[start of INFORMATION PROVIDED]

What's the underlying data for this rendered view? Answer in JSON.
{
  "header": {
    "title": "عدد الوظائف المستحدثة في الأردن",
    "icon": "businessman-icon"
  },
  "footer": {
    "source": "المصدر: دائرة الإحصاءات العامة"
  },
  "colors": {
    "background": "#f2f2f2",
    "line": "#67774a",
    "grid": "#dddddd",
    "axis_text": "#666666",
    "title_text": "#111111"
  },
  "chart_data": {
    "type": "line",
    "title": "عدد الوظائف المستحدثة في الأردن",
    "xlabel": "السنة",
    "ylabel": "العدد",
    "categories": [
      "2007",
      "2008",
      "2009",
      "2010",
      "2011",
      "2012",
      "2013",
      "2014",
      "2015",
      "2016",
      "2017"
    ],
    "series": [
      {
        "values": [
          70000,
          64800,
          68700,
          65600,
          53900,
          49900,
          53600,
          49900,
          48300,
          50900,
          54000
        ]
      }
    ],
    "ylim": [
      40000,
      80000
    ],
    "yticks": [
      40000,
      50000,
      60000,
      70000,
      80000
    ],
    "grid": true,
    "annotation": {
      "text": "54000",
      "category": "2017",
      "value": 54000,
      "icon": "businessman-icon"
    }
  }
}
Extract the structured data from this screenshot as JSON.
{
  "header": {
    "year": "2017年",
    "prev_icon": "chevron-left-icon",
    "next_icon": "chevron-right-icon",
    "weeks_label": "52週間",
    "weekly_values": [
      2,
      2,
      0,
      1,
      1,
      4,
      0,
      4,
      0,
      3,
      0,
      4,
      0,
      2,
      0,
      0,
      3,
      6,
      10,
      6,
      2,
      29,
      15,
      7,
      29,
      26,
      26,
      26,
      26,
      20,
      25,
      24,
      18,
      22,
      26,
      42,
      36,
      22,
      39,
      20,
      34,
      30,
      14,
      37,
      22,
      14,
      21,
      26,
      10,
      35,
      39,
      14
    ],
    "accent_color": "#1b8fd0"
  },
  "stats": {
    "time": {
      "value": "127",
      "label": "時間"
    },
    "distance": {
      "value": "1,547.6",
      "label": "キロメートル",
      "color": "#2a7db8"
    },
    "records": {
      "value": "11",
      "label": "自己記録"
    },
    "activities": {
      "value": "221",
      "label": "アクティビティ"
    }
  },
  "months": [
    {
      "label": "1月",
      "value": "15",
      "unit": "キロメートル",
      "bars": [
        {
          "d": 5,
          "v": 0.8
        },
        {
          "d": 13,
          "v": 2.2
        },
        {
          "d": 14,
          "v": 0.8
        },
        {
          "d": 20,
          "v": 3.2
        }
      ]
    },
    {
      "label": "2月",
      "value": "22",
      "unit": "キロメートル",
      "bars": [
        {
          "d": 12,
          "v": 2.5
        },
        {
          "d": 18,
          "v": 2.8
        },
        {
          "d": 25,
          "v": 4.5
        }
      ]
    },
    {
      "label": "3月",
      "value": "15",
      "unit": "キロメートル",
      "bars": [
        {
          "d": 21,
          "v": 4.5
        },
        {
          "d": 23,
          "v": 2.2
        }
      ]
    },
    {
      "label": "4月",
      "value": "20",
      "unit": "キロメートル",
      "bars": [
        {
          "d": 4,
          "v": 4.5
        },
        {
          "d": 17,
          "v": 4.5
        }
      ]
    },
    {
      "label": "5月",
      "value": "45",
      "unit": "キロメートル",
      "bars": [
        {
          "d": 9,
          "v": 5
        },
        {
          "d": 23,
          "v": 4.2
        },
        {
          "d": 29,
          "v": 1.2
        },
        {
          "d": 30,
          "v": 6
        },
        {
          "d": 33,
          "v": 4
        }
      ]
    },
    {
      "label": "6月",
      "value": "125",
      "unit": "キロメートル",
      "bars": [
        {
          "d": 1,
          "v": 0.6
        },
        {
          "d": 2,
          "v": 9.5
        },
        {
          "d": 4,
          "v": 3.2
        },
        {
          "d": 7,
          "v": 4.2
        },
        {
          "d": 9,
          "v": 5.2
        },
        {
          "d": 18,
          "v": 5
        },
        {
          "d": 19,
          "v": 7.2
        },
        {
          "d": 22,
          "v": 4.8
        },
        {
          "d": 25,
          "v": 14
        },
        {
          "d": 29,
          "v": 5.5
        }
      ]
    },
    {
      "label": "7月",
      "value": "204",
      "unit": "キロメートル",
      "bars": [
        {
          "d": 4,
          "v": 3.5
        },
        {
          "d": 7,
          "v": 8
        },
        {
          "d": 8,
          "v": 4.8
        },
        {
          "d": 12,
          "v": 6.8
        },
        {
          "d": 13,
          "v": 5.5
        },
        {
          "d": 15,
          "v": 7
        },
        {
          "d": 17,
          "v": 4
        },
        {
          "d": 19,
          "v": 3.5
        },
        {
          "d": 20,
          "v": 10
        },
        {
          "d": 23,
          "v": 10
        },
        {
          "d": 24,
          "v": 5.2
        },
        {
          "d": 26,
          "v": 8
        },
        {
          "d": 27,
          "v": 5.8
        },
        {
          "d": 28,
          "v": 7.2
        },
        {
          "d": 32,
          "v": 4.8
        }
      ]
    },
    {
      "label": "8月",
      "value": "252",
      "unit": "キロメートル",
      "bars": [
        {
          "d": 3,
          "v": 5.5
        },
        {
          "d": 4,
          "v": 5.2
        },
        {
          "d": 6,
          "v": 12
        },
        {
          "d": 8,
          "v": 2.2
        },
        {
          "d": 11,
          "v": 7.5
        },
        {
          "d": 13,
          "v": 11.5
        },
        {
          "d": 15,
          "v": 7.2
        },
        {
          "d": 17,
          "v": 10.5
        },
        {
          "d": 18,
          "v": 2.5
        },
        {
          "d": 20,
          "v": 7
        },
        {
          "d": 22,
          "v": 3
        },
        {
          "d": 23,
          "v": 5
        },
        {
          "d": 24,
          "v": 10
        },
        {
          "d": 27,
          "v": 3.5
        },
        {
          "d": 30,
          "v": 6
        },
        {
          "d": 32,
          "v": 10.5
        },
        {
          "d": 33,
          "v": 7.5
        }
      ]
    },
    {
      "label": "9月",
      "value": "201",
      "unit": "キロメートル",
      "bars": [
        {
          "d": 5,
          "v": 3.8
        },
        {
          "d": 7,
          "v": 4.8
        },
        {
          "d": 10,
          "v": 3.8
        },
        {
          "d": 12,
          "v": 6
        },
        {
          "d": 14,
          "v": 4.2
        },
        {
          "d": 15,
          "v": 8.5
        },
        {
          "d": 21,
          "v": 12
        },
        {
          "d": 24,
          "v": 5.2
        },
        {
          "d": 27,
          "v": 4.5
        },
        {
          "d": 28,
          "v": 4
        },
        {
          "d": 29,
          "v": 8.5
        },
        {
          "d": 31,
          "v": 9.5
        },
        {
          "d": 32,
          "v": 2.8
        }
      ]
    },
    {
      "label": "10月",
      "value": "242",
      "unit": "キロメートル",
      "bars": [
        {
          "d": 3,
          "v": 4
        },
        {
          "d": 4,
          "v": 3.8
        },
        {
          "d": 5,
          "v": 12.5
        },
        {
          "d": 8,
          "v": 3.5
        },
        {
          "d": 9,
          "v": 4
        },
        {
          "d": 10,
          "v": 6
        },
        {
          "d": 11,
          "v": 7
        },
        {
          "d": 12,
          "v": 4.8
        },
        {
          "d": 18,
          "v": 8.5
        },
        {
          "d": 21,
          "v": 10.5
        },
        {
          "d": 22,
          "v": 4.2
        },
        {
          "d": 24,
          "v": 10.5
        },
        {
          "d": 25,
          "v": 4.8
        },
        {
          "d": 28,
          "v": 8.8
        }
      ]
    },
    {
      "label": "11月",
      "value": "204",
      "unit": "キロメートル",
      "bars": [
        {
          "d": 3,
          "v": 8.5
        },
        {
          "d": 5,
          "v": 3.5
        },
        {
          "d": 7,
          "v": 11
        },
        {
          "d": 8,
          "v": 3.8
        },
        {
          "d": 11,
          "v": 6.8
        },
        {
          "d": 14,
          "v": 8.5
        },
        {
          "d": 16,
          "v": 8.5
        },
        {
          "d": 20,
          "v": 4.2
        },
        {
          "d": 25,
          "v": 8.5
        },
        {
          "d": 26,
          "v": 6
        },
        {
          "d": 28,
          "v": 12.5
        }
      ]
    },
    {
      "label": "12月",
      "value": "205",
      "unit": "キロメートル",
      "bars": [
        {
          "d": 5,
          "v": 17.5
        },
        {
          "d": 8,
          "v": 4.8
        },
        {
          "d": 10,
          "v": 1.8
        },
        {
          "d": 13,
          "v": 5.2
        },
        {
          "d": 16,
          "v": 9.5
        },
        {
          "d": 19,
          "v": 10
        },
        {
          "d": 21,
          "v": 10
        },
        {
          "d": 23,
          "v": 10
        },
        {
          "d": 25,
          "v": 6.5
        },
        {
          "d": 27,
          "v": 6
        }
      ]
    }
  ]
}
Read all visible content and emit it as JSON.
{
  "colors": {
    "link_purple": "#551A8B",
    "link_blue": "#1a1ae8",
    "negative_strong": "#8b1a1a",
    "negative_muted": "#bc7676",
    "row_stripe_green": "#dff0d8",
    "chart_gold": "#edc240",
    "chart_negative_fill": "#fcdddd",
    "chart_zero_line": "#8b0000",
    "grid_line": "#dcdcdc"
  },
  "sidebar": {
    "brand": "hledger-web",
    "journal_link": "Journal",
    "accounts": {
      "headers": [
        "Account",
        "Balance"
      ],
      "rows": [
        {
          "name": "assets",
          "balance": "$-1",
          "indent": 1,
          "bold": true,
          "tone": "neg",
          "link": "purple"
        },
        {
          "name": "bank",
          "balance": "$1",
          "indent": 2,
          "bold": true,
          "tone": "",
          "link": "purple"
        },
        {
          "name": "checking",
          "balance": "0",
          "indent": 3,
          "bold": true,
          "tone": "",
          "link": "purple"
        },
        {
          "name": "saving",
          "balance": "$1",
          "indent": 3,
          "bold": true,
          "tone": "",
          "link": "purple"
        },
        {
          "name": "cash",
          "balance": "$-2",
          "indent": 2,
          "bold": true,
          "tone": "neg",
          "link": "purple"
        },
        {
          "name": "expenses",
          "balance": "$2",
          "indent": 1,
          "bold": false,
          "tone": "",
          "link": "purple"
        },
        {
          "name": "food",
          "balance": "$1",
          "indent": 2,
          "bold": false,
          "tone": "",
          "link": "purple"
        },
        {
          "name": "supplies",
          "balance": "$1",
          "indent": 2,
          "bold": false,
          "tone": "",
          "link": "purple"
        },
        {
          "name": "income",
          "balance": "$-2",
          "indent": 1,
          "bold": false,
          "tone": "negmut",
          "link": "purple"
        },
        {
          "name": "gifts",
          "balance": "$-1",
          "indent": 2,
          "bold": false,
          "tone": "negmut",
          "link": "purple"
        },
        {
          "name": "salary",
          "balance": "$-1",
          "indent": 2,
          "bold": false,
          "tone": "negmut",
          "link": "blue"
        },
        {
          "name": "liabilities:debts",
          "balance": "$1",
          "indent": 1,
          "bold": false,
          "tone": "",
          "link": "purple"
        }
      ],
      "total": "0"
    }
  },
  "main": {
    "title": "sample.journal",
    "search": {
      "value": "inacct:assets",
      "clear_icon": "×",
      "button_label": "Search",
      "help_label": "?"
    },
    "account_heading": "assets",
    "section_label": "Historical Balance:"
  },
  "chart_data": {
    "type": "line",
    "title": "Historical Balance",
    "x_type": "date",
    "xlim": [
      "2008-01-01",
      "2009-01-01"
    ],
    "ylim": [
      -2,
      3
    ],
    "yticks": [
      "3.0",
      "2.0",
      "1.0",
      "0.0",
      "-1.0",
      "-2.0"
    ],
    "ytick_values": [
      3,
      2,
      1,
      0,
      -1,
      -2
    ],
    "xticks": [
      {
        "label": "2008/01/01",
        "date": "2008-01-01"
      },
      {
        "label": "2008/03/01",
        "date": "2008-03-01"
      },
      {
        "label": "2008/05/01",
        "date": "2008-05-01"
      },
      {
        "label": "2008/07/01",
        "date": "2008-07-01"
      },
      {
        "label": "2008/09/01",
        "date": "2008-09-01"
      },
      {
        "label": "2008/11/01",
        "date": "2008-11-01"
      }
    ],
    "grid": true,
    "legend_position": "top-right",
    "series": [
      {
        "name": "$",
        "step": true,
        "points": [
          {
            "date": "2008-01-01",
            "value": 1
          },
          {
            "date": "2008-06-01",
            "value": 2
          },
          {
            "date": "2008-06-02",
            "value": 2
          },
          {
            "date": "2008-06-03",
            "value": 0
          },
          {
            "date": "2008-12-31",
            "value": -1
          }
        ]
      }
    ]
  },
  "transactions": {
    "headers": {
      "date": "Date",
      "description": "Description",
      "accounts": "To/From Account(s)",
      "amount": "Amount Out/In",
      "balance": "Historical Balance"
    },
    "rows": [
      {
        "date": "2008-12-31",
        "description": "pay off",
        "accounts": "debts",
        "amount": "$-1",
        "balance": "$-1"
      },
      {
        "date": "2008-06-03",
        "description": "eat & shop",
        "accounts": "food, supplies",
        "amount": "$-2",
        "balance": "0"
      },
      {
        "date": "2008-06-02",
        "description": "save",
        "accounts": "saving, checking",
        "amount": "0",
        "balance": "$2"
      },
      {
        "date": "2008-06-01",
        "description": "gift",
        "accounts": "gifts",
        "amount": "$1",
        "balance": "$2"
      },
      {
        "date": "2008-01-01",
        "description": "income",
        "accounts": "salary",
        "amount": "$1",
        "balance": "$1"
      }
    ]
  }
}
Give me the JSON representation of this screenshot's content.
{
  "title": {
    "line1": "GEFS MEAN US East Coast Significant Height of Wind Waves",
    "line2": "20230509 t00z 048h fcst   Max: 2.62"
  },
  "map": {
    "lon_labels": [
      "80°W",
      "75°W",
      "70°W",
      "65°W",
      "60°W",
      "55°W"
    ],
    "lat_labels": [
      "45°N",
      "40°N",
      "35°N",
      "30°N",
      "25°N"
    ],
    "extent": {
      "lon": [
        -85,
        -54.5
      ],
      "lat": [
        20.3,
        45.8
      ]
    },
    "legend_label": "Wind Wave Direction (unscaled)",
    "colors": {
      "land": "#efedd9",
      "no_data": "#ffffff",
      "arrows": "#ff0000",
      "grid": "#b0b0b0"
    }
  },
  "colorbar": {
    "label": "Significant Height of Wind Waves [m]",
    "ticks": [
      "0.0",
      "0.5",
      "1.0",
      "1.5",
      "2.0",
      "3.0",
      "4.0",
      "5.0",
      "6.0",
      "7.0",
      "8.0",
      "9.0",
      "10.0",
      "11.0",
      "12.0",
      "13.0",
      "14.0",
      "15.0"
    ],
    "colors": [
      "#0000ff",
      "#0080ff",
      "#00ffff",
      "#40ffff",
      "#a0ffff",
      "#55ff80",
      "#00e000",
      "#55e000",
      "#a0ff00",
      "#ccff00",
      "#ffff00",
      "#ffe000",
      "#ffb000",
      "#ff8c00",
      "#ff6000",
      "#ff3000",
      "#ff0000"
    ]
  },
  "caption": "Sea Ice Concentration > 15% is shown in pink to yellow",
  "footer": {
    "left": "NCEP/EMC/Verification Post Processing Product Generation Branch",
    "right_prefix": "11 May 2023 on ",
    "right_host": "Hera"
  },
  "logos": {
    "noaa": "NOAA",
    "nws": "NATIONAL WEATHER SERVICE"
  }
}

[end of INFORMATION PROVIDED]

From the listing, copy each line containing the word "screenshot".

THE ANSWER:
Extract the structured data from this screenshot as JSON.
Give me the JSON representation of this screenshot's content.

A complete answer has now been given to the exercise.